_WORK TO BE COMPLETED_
Quote all of the data below exactly, please.

(Dataset entries)
☆ ☆ ☆ ☆ ☆ ☆ ☆

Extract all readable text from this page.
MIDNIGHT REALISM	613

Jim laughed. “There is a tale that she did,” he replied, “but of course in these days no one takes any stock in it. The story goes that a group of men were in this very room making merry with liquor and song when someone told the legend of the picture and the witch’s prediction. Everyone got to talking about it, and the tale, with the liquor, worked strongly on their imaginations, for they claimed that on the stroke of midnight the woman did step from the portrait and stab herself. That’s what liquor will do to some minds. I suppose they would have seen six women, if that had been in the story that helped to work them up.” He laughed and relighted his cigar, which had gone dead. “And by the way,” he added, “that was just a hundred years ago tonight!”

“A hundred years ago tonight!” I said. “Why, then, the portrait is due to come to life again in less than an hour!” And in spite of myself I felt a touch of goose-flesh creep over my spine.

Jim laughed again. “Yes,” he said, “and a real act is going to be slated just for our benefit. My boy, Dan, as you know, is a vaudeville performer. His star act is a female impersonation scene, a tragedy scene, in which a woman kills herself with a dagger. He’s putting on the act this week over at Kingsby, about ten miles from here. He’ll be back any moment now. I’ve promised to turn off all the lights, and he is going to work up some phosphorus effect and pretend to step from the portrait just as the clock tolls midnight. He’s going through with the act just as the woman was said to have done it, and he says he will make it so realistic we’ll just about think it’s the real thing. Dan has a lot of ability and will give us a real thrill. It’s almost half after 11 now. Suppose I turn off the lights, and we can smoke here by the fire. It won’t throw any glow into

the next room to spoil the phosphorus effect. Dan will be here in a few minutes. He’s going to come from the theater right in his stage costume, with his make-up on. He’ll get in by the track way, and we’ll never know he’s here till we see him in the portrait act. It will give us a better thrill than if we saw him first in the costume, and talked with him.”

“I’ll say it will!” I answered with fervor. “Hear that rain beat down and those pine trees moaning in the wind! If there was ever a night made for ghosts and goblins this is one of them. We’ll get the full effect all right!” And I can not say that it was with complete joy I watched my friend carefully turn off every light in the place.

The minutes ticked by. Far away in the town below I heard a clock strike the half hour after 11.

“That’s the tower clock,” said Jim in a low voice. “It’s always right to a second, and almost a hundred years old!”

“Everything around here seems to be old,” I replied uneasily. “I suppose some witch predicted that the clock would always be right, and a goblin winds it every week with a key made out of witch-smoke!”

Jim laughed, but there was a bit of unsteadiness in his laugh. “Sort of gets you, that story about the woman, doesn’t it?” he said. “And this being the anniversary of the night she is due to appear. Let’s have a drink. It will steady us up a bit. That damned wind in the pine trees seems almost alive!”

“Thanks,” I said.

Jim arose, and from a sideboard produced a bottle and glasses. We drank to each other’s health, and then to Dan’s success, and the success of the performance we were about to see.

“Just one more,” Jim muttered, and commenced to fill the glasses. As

☆ ☆ ☆ ☆ ☆ ☆ ☆

_REPLY TO THE TASK_
Extract all readable text from this page.
MIDNIGHT REALISM	613

Jim laughed. “There is a tale that she did,” he replied, “but of course in these days no one takes any stock in it. The story goes that a group of men were in this very room making merry with liquor and song when someone told the legend of the picture and the witch’s prediction. Everyone got to talking about it, and the tale, with the liquor, worked strongly on their imaginations, for they claimed that on the stroke of midnight the woman did step from the portrait and stab herself. That’s what liquor will do to some minds. I suppose they would have seen six women, if that had been in the story that helped to work them up.” He laughed and relighted his cigar, which had gone dead. “And by the way,” he added, “that was just a hundred years ago tonight!”

“A hundred years ago tonight!” I said. “Why, then, the portrait is due to come to life again in less than an hour!” And in spite of myself I felt a touch of goose-flesh creep over my spine.

Jim laughed again. “Yes,” he said, “and a real act is going to be slated just for our benefit. My boy, Dan, as you know, is a vaudeville performer. His star act is a female impersonation scene, a tragedy scene, in which a woman kills herself with a dagger. He’s putting on the act this week over at Kingsby, about ten miles from here. He’ll be back any moment now. I’ve promised to turn off all the lights, and he is going to work up some phosphorus effect and pretend to step from the portrait just as the clock tolls midnight. He’s going through with the act just as the woman was said to have done it, and he says he will make it so realistic we’ll just about think it’s the real thing. Dan has a lot of ability and will give us a real thrill. It’s almost half after 11 now. Suppose I turn off the lights, and we can smoke here by the fire. It won’t throw any glow into

the next room to spoil the phosphorus effect. Dan will be here in a few minutes. He’s going to come from the theater right in his stage costume, with his make-up on. He’ll get in by the track way, and we’ll never know he’s here till we see him in the portrait act. It will give us a better thrill than if we saw him first in the costume, and talked with him.”

“I’ll say it will!” I answered with fervor. “Hear that rain beat down and those pine trees moaning in the wind! If there was ever a night made for ghosts and goblins this is one of them. We’ll get the full effect all right!” And I can not say that it was with complete joy I watched my friend carefully turn off every light in the place.

The minutes ticked by. Far away in the town below I heard a clock strike the half hour after 11.

“That’s the tower clock,” said Jim in a low voice. “It’s always right to a second, and almost a hundred years old!”

“Everything around here seems to be old,” I replied uneasily. “I suppose some witch predicted that the clock would always be right, and a goblin winds it every week with a key made out of witch-smoke!”

Jim laughed, but there was a bit of unsteadiness in his laugh. “Sort of gets you, that story about the woman, doesn’t it?” he said. “And this being the anniversary of the night she is due to appear. Let’s have a drink. It will steady us up a bit. That damned wind in the pine trees seems almost alive!”

“Thanks,” I said.

Jim arose, and from a sideboard produced a bottle and glasses. We drank to each other’s health, and then to Dan’s success, and the success of the performance we were about to see.

“Just one more,” Jim muttered, and commenced to fill the glasses. As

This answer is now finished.